=== Objective ===
Check each line for the word "proxy" and give how many have it. Say nothing else.

=== Data to use ===
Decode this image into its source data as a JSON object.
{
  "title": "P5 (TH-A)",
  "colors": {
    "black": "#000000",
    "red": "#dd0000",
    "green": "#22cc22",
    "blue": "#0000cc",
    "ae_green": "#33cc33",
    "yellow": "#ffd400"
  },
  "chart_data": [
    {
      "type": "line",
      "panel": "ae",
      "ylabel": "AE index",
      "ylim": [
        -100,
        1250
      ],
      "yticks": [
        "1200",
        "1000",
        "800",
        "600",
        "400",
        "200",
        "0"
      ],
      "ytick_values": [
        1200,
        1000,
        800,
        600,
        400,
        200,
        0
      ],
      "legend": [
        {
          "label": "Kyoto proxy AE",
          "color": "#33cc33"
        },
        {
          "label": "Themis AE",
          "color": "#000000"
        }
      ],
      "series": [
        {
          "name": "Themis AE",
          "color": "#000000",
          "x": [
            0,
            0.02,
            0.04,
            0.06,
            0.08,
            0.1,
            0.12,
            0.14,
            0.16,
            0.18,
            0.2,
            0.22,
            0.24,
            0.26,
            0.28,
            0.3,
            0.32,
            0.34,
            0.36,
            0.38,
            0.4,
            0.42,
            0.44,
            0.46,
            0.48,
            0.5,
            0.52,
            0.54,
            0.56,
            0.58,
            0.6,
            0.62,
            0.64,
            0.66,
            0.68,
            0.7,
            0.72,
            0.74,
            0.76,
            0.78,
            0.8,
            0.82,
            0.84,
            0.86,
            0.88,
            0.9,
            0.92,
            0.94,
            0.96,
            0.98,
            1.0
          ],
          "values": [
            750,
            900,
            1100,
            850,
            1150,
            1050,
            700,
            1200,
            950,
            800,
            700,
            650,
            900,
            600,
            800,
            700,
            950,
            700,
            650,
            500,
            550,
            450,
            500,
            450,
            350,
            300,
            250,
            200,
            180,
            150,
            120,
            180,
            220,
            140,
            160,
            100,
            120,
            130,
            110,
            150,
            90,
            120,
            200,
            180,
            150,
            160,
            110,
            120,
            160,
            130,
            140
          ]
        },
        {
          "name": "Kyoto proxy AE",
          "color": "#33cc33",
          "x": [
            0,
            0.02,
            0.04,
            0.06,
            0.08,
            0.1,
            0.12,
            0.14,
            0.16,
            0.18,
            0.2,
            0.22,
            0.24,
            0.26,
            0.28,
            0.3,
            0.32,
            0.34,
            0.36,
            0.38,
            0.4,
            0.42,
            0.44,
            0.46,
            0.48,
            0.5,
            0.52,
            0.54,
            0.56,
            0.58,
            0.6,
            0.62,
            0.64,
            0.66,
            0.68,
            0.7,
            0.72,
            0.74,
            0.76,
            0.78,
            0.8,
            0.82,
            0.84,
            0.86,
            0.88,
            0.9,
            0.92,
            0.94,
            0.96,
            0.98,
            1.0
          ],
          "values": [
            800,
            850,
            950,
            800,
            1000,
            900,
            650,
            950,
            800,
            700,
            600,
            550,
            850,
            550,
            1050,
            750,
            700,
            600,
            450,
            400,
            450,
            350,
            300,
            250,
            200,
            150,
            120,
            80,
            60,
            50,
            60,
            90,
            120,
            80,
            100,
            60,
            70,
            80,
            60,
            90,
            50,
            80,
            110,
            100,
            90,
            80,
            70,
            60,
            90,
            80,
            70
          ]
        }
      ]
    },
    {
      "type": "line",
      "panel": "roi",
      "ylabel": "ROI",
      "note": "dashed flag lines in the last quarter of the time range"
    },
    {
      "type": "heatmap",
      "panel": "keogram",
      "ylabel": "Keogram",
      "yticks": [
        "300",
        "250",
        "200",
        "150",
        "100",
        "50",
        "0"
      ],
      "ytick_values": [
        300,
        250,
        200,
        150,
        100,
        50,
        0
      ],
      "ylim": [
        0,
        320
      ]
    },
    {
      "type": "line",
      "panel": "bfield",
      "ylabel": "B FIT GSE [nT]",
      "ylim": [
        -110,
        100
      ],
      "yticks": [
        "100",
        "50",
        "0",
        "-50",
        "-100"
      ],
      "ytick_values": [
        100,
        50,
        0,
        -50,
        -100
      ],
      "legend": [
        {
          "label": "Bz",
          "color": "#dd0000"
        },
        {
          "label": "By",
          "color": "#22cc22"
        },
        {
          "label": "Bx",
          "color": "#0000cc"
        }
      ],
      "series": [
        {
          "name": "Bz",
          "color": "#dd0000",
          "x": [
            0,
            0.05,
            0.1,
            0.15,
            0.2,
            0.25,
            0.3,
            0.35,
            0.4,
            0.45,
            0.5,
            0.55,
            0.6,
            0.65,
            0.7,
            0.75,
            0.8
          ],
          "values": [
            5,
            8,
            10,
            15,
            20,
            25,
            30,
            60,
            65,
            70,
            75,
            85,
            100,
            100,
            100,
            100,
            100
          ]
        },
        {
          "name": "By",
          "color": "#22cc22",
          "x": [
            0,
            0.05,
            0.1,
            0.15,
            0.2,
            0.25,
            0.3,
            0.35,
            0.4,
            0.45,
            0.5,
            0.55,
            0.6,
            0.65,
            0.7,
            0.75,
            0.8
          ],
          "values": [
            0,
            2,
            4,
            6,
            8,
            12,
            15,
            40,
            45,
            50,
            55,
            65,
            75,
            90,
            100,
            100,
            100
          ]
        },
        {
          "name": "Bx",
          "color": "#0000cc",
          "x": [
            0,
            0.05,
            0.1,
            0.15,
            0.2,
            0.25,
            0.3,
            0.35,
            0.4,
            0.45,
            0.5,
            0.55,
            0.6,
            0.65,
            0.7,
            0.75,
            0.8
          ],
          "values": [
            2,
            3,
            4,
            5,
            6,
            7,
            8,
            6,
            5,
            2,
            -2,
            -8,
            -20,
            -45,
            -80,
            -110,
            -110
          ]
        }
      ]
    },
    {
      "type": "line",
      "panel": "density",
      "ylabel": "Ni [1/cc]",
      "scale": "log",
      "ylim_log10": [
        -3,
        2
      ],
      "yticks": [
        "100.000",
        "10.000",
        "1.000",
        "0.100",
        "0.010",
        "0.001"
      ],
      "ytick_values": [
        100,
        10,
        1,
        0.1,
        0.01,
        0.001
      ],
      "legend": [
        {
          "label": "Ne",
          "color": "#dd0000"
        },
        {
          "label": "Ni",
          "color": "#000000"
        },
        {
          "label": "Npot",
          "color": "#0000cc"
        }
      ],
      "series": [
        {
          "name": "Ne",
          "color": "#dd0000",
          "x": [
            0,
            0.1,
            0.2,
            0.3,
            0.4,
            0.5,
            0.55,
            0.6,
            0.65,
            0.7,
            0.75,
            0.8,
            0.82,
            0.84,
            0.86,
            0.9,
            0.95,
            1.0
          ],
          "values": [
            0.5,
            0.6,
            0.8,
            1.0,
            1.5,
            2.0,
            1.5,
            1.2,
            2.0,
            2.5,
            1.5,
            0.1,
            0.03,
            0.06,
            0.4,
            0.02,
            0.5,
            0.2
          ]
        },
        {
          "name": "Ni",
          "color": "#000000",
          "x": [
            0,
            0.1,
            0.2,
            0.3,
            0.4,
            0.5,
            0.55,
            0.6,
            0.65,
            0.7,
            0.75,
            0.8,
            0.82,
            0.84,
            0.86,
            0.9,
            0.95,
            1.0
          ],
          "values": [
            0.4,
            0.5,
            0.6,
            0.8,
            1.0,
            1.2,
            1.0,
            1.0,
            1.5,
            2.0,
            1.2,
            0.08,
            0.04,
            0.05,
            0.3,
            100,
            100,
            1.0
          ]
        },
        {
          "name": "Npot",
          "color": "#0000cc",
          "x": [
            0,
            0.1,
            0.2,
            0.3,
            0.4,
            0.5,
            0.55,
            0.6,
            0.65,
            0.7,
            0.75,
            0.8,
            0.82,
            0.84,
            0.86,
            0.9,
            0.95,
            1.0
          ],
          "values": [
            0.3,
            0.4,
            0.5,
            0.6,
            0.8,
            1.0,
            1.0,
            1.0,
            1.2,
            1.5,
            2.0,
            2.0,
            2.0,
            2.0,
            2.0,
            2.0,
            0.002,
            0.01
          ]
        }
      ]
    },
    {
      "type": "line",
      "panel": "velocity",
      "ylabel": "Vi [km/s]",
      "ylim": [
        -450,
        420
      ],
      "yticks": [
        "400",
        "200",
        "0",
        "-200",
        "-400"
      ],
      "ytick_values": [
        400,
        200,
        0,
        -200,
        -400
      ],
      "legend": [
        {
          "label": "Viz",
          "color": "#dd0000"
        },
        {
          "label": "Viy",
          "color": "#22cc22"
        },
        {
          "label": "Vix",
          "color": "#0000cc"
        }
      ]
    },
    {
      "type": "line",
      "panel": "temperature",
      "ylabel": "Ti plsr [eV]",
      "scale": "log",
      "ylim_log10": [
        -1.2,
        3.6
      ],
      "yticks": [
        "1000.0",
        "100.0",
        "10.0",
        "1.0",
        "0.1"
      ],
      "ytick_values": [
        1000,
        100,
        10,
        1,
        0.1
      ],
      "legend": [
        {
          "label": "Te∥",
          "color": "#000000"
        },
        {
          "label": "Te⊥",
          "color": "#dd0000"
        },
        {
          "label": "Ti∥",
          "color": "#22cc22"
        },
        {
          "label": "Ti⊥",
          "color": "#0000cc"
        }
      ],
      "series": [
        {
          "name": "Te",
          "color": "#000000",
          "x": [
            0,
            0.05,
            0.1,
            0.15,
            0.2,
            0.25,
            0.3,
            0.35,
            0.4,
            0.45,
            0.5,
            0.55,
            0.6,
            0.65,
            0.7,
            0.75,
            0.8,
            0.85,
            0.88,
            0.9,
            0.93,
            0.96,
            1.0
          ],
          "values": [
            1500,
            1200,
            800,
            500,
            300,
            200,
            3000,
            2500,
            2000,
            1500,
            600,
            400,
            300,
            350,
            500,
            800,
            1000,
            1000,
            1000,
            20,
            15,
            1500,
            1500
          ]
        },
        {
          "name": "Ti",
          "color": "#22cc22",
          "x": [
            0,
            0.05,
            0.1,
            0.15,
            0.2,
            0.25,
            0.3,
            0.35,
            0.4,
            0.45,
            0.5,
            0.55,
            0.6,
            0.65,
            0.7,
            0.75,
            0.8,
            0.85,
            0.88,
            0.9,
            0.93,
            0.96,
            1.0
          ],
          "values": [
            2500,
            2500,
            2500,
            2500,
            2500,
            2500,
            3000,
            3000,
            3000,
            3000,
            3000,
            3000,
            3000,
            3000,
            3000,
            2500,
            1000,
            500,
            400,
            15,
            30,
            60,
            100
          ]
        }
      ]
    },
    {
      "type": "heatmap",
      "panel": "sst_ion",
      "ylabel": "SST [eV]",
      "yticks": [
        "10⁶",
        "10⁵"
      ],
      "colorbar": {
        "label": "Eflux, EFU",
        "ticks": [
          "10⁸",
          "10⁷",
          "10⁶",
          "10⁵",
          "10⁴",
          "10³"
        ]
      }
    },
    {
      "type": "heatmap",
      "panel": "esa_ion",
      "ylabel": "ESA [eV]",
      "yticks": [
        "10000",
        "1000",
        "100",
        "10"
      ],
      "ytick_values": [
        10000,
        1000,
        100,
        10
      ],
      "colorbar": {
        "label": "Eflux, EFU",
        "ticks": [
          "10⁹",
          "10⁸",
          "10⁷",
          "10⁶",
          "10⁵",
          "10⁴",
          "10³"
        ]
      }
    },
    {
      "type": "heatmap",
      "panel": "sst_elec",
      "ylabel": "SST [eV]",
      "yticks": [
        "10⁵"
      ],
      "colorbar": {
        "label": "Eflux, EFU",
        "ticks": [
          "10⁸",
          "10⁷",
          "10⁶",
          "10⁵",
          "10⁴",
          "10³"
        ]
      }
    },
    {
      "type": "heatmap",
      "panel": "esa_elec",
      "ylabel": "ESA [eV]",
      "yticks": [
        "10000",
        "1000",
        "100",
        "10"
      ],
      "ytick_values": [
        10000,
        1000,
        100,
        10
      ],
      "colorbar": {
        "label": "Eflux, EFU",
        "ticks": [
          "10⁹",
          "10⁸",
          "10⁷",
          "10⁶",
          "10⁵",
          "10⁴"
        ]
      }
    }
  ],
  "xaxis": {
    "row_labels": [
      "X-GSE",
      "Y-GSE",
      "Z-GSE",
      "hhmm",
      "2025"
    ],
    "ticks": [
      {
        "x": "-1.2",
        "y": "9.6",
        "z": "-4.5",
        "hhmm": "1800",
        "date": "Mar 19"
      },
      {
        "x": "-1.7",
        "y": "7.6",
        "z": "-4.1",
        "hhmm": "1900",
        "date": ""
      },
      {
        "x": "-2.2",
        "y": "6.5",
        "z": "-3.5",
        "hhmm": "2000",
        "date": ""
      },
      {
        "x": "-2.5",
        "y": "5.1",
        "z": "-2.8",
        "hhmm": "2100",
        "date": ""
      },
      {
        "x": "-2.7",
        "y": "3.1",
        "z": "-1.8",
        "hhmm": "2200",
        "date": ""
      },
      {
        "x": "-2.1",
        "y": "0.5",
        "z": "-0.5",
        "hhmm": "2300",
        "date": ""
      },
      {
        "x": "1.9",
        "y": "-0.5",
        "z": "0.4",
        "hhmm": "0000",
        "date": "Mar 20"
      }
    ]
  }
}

=== Answer for the task ===
2